→ GIVEN EXERCISE
Reproduce every line of the items below character for character, omitting the pictures.

------------------------------------------------

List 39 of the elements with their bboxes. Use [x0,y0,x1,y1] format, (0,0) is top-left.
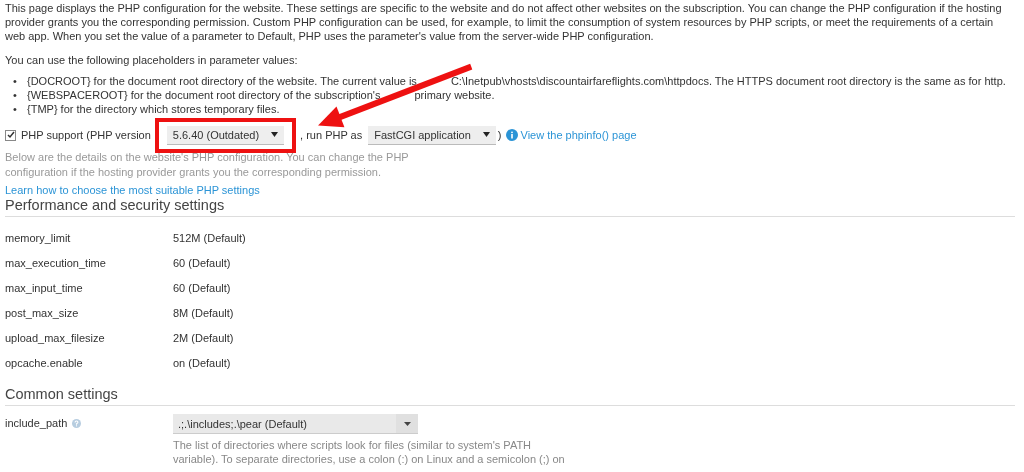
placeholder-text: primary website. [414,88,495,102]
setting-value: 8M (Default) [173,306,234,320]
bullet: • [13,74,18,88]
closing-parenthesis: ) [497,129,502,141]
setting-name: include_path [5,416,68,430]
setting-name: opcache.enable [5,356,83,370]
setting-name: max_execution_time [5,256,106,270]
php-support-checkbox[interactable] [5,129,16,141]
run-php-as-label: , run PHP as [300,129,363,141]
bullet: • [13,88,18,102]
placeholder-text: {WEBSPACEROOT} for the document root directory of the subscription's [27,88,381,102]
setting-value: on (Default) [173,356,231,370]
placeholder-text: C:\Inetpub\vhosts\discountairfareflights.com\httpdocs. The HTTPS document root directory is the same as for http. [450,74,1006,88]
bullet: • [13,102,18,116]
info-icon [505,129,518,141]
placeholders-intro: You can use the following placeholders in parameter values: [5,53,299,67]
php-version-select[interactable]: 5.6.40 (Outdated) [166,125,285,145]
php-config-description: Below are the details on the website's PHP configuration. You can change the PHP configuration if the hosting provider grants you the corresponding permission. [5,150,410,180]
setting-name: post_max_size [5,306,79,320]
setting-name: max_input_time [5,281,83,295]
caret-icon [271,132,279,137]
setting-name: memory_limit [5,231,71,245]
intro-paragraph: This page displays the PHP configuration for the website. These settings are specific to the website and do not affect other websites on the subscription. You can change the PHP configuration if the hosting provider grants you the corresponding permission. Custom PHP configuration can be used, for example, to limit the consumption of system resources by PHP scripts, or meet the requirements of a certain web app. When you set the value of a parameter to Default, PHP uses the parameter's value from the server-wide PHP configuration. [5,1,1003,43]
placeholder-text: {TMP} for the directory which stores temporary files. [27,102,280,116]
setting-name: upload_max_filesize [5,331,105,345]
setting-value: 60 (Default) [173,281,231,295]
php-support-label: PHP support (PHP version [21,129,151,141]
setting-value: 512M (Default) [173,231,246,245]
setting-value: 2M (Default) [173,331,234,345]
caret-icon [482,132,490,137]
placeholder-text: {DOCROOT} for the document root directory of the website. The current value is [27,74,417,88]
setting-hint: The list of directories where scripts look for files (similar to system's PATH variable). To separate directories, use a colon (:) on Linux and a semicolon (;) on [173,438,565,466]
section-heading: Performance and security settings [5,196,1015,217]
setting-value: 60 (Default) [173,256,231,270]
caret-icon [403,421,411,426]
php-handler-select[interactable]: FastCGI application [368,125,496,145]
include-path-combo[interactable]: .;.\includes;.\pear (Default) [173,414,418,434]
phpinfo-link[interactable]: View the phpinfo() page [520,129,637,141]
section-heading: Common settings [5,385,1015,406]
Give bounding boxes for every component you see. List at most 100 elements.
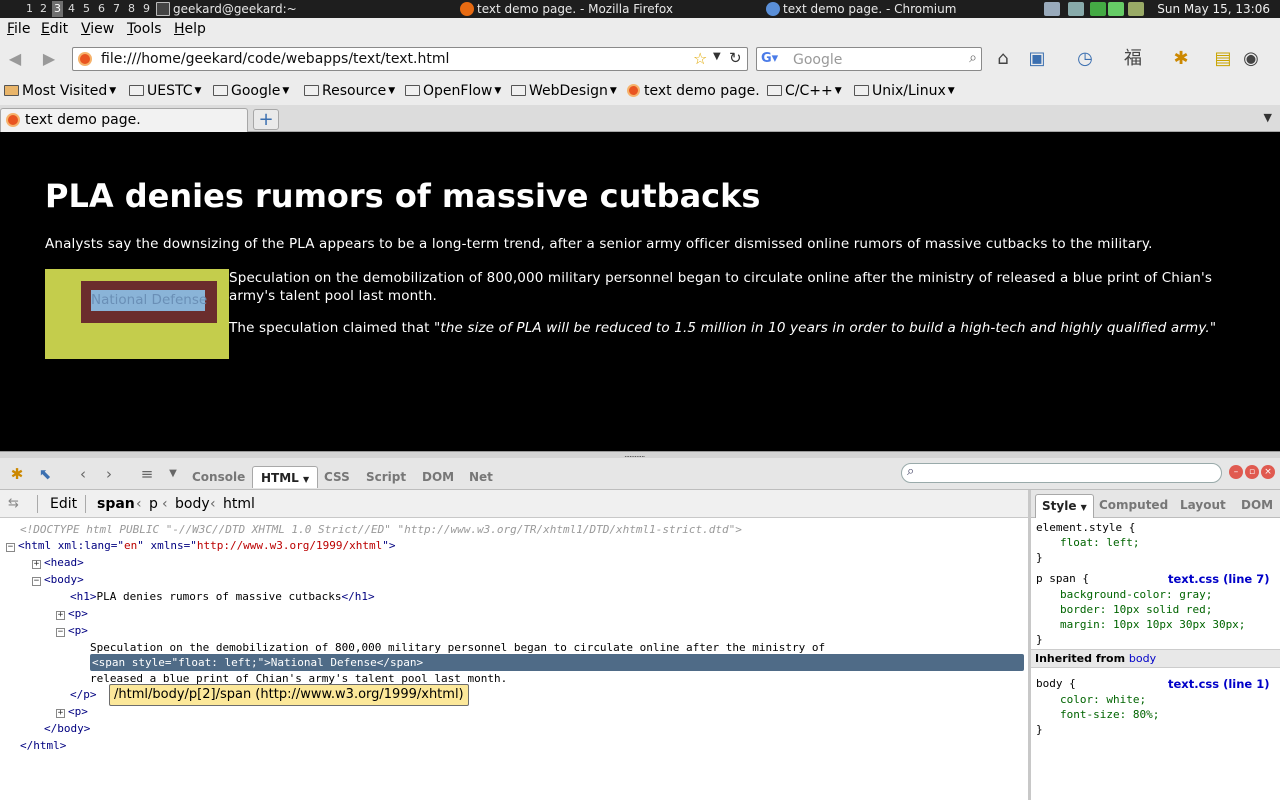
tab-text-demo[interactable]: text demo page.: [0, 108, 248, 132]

------------------------------------------------

→ EXERCISE ANSWER
List 39 of the elements with their bboxes. Use [x0,y0,x1,y1] format, (0,0) is top-left.
placeholder-text: primary website. [414,88,495,102]
setting-value: 8M (Default) [173,306,234,320]
bullet: • [13,74,18,88]
closing-parenthesis: ) [497,129,502,141]
setting-name: include_path [5,416,68,430]
setting-name: opcache.enable [5,356,83,370]
setting-name: max_execution_time [5,256,106,270]
php-support-checkbox[interactable] [5,129,16,141]
run-php-as-label: , run PHP as [300,129,363,141]
bullet: • [13,88,18,102]
placeholder-text: {WEBSPACEROOT} for the document root directory of the subscription's [27,88,381,102]
setting-value: on (Default) [173,356,231,370]
placeholder-text: C:\Inetpub\vhosts\discountairfareflights.com\httpdocs. The HTTPS document root directory is the same as for http. [450,74,1006,88]
bullet: • [13,102,18,116]
info-icon [505,129,518,141]
placeholders-intro: You can use the following placeholders in parameter values: [5,53,299,67]
php-version-select[interactable]: 5.6.40 (Outdated) [166,125,285,145]
php-config-description: Below are the details on the website's PHP configuration. You can change the PHP configuration if the hosting provider grants you the corresponding permission. [5,150,410,180]
setting-name: post_max_size [5,306,79,320]
setting-name: max_input_time [5,281,83,295]
caret-icon [271,132,279,137]
setting-name: memory_limit [5,231,71,245]
intro-paragraph: This page displays the PHP configuration for the website. These settings are specific to the website and do not affect other websites on the subscription. You can change the PHP configuration if the hosting provider grants you the corresponding permission. Custom PHP configuration can be used, for example, to limit the consumption of system resources by PHP scripts, or meet the requirements of a certain web app. When you set the value of a parameter to Default, PHP uses the parameter's value from the server-wide PHP configuration. [5,1,1003,43]
placeholder-text: {TMP} for the directory which stores temporary files. [27,102,280,116]
setting-name: upload_max_filesize [5,331,105,345]
setting-value: 60 (Default) [173,281,231,295]
php-support-label: PHP support (PHP version [21,129,151,141]
setting-value: 512M (Default) [173,231,246,245]
setting-value: 2M (Default) [173,331,234,345]
caret-icon [482,132,490,137]
placeholder-text: {DOCROOT} for the document root directory of the website. The current value is [27,74,417,88]
setting-hint: The list of directories where scripts look for files (similar to system's PATH variable). To separate directories, use a colon (:) on Linux and a semicolon (;) on [173,438,565,466]
section-heading: Performance and security settings [5,196,1015,217]
setting-value: 60 (Default) [173,256,231,270]
caret-icon [403,421,411,426]
php-handler-select[interactable]: FastCGI application [368,125,496,145]
include-path-combo[interactable]: .;.\includes;.\pear (Default) [173,414,418,434]
phpinfo-link[interactable]: View the phpinfo() page [520,129,637,141]
section-heading: Common settings [5,385,1015,406]
Give bounding boxes for every component you see. List at most 100 elements.
tab-text-demo[interactable]: text demo page.: [0, 108, 248, 132]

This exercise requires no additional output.